MATERIAL PROVIDED
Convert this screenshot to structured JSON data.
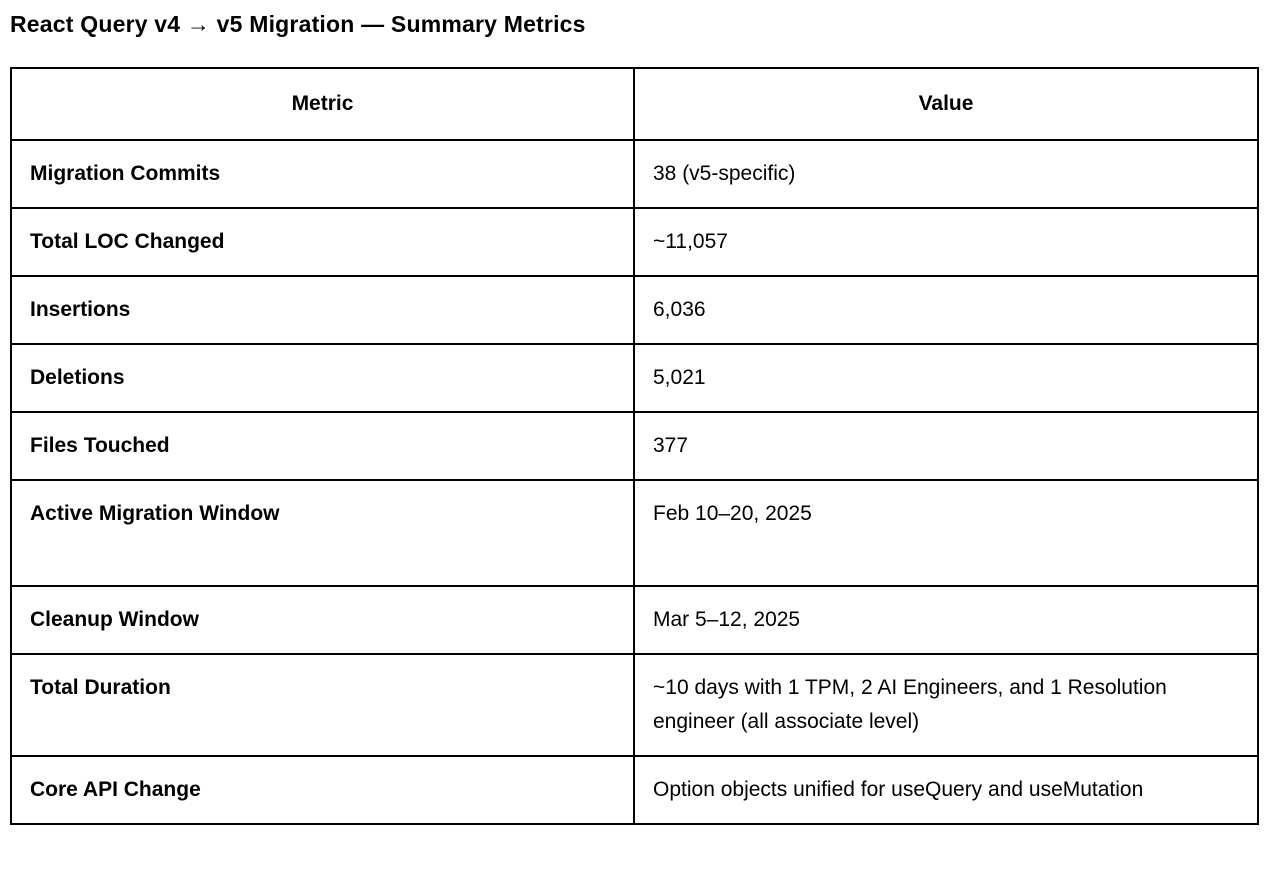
{
  "page": {
    "title": "React Query v4 → v5 Migration — Summary Metrics"
  },
  "table": {
    "columns": [
      "Metric",
      "Value"
    ],
    "rows": [
      {
        "metric": "Migration Commits",
        "value": "38 (v5-specific)"
      },
      {
        "metric": "Total LOC Changed",
        "value": "~11,057"
      },
      {
        "metric": "Insertions",
        "value": "6,036"
      },
      {
        "metric": "Deletions",
        "value": "5,021"
      },
      {
        "metric": "Files Touched",
        "value": "377"
      },
      {
        "metric": "Active Migration Window",
        "value": "Feb 10–20, 2025"
      },
      {
        "metric": "Cleanup Window",
        "value": "Mar 5–12, 2025"
      },
      {
        "metric": "Total Duration",
        "value": "~10 days with 1 TPM, 2 AI Engineers, and 1 Resolution engineer (all associate level)"
      },
      {
        "metric": "Core API Change",
        "value": "Option objects unified for useQuery and useMutation"
      }
    ]
  },
  "colors": {
    "text": "#000000",
    "border": "#000000",
    "background": "#ffffff"
  }
}
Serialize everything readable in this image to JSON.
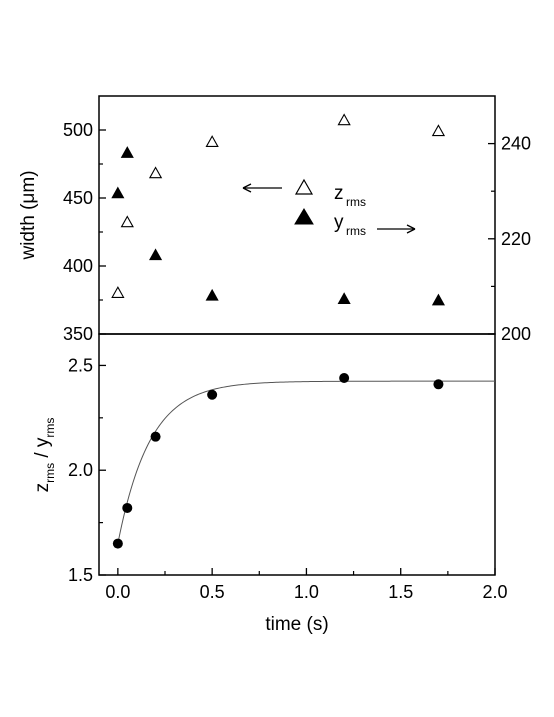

WRITTEN INSTRUCTION
What is the number of lines containing "this"? Give that number only.

FINAL RESULT
2